Records excerpted from a collection
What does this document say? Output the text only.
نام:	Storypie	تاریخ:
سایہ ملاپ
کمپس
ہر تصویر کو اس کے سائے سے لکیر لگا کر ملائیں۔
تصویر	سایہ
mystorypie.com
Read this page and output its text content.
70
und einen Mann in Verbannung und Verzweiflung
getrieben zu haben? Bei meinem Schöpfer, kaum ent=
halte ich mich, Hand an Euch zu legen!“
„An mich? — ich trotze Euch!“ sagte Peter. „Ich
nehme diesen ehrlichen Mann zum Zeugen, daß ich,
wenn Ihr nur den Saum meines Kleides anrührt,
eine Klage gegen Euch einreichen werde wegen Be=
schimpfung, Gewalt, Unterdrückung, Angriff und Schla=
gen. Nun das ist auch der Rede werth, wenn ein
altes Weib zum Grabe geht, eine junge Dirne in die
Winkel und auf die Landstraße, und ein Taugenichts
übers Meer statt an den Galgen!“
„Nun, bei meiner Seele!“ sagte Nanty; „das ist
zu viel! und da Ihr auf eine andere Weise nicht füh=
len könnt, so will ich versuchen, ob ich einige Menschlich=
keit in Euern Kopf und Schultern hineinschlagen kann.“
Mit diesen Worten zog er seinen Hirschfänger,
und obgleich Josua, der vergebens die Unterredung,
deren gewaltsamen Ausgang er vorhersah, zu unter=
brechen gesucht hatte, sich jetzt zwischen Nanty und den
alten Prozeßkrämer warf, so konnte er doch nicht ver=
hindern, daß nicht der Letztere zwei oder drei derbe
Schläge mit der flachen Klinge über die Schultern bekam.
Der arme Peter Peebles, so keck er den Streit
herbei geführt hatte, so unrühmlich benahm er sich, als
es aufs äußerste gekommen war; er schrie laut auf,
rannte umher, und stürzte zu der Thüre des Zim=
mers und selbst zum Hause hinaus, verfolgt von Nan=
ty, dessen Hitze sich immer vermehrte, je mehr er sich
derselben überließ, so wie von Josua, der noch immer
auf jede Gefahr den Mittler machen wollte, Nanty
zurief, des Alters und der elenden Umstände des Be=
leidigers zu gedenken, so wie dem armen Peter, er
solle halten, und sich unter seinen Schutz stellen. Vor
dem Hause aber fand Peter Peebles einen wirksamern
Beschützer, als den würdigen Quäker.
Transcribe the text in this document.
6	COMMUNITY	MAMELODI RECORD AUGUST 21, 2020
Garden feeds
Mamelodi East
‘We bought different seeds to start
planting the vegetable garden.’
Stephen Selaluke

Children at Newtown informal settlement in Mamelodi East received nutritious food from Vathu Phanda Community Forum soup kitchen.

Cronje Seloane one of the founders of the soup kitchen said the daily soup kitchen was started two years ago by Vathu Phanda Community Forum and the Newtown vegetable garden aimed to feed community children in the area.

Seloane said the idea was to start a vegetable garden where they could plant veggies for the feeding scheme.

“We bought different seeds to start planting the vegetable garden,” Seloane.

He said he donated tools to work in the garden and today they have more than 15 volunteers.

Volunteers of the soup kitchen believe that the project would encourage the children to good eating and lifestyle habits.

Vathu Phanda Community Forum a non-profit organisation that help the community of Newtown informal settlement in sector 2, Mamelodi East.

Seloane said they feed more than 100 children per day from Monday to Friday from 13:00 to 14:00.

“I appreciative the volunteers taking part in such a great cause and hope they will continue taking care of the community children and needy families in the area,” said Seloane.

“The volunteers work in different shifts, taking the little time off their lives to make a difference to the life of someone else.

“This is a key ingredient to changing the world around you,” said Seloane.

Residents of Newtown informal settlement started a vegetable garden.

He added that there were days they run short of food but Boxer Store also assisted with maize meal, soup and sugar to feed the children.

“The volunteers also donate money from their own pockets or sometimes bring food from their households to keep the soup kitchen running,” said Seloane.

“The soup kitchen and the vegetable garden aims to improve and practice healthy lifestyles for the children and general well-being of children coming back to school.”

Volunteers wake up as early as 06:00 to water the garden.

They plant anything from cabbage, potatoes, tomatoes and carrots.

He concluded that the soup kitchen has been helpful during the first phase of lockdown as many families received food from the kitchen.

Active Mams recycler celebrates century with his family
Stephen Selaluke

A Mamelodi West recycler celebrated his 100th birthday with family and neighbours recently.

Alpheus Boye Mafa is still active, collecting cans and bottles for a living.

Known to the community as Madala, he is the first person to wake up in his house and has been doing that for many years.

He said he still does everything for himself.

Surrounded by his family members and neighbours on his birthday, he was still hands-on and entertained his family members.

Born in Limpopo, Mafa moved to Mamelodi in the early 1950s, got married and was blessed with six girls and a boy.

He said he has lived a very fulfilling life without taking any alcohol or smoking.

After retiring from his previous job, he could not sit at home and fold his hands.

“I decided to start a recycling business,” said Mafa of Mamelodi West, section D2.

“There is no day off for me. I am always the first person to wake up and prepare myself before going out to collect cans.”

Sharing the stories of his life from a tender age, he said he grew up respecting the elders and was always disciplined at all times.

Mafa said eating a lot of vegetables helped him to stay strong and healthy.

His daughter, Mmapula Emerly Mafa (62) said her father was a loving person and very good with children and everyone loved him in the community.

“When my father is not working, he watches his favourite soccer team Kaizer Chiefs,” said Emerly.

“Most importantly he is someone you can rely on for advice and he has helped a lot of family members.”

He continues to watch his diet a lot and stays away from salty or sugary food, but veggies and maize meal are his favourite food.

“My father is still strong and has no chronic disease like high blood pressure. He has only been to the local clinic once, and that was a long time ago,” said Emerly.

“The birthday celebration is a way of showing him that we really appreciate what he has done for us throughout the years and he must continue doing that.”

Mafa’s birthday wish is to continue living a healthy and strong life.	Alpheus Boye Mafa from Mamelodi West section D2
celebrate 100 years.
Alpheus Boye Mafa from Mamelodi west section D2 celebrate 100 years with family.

— What needs to be done —
Locate the word "document" in the entries, and copy every line where it is found.

— Solution to this problem —
What does this document say? Output the text only.
Transcribe the text in this document.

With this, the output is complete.